■ Fragmento de la página
__________________________________________________
Male Bonding

Nothing Hurts

Tenemos una noticia que daros: los ’90 han vuelto. Parece que en vez de mirar el futuro, nos preocupamos por renovar el pasado y, una vez exprimida la última gota, daremos un paso adelante sin mirar atrás. De todas formas, no es molestia. Todo lo contrario. Vamos, aquí no tenemos ningún problema en que grupos como Male Bonding aparezcan y mejoren lo que se hacía con precariedad en el pasado instalándose en un presente de nuevo punk del futuro. El ruido eterno era cierto.
__________________________________________________
■ Material mostrado
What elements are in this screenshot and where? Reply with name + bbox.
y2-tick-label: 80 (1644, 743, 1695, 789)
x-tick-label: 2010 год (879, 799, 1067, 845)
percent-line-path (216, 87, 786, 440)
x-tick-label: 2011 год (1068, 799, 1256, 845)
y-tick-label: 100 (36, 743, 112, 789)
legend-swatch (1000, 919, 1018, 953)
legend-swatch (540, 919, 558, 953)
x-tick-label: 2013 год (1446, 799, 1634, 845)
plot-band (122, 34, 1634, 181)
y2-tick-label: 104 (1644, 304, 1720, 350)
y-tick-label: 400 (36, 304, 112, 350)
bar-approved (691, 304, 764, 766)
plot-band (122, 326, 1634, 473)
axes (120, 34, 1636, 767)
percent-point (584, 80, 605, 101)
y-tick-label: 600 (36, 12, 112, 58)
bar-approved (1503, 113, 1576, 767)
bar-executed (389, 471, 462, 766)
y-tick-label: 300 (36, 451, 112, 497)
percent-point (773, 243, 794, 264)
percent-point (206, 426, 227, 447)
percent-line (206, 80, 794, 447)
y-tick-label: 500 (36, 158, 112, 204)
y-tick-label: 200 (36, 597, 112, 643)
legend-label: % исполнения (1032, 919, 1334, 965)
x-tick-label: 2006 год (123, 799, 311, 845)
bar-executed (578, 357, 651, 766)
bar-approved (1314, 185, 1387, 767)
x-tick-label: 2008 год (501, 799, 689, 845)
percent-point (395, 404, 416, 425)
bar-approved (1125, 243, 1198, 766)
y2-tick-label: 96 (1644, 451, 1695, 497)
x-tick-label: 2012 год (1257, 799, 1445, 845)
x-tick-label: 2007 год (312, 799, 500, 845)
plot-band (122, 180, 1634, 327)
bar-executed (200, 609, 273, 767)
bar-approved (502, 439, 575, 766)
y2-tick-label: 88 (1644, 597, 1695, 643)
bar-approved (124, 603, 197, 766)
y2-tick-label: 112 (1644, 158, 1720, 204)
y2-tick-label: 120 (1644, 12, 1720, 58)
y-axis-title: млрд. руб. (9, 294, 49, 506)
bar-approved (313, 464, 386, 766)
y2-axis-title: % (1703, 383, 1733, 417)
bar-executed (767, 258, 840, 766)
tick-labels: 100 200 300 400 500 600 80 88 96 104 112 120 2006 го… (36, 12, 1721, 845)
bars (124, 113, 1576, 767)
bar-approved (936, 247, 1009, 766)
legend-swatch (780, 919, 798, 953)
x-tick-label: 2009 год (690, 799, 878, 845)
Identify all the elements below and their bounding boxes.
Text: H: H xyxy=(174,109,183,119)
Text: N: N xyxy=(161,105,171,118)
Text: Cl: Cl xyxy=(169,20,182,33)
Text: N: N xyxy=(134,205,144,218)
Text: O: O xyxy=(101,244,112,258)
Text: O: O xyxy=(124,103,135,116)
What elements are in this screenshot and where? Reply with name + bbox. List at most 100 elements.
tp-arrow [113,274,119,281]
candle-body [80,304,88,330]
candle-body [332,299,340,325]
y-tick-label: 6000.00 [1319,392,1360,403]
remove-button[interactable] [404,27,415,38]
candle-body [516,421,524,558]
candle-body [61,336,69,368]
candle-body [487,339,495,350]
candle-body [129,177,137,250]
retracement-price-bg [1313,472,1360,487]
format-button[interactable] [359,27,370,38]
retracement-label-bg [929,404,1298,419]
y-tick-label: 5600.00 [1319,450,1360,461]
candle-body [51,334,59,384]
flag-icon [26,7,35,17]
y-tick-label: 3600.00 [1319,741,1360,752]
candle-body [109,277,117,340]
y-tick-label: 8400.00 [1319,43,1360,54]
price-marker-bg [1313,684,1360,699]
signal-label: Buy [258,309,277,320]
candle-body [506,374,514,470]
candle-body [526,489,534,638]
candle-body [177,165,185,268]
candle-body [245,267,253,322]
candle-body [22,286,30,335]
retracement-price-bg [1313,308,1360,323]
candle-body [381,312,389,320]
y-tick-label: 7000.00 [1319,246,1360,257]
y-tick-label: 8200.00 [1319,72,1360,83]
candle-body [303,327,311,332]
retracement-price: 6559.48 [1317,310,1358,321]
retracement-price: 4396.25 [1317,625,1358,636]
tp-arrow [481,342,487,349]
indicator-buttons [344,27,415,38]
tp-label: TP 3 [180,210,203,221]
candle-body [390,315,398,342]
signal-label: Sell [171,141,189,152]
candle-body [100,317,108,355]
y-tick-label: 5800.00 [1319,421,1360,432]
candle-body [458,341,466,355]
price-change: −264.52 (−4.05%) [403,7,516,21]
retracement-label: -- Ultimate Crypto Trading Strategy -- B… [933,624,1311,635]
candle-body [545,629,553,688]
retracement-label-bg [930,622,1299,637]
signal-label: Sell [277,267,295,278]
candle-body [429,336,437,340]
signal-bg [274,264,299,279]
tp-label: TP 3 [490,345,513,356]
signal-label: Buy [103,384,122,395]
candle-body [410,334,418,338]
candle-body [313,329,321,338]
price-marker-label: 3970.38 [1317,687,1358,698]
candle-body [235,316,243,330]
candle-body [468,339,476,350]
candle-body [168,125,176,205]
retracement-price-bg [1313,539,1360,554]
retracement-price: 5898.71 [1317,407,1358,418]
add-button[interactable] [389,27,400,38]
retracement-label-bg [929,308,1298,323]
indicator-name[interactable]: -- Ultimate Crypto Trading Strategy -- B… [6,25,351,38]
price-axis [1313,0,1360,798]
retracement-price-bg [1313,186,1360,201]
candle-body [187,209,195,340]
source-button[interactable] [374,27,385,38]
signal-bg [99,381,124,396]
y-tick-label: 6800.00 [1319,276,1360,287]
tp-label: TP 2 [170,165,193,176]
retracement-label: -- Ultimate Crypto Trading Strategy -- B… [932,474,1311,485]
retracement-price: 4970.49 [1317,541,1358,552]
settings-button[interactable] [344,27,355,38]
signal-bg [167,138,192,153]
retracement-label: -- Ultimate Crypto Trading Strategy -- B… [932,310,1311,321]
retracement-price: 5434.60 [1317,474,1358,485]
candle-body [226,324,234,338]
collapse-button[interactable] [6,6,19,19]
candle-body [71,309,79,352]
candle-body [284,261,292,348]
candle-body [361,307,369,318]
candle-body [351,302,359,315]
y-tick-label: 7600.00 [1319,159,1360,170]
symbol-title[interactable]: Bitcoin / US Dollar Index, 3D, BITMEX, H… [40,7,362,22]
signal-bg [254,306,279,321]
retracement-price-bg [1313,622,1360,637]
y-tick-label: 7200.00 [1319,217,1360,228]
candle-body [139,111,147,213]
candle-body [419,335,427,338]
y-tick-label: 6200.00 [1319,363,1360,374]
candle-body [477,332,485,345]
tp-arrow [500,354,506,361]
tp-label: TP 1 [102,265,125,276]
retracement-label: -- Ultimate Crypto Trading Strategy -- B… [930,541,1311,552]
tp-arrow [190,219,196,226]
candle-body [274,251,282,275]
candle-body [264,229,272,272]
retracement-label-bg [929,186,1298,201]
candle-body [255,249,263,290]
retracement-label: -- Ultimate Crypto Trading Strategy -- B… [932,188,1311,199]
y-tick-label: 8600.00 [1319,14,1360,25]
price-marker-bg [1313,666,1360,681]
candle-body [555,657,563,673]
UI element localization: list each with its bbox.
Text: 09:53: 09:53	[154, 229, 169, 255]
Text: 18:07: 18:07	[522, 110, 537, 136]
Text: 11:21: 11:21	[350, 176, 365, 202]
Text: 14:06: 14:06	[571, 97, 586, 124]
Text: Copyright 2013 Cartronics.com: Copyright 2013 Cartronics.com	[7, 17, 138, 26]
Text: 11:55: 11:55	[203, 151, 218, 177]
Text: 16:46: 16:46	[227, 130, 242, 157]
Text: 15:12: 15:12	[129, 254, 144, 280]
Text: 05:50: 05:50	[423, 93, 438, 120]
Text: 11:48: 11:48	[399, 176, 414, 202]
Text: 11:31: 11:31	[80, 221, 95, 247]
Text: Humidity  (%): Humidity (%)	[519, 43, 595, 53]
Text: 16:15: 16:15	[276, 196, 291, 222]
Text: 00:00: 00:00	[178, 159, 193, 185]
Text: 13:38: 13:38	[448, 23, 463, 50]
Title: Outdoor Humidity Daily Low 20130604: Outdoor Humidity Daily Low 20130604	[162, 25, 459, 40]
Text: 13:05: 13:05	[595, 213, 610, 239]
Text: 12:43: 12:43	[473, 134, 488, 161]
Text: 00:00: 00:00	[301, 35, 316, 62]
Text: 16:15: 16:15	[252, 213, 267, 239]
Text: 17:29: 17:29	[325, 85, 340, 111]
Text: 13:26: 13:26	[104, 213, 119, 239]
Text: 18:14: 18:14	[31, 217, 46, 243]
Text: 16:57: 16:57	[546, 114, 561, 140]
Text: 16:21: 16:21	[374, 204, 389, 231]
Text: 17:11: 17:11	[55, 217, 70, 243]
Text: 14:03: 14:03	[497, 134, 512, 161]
__________________________________________________
■ Ejercicios
1. Según el texto sobre Male Bonding, ¿qué década ha vuelto?
2. Copia del texto sobre Male Bonding todo lo que va desde "Tenemos una noticia" hasta "eterno era cierto.".
3. Escribe la primera palabra de cada una de las oraciones del párrafo del texto sobre Male Bonding, en el orden en que aparecen.

■ Soluciones
1. Los ’90.

2.
Tenemos una noticia que daros: los ’90 han vuelto. Parece que en vez de mirar el futuro, nos preocupamos por renovar el pasado y, una vez exprimida la última gota, daremos un paso adelante sin mirar atrás. De todas formas, no es molestia. Todo lo contrario. Vamos, aquí no tenemos ningún problema en que grupos como Male Bonding aparezcan y mejoren lo que se hacía con precariedad en el pasado instalándose en un presente de nuevo punk del futuro. El ruido eterno era cierto.

3. Tenemos, Parece, De, Todo, Vamos, El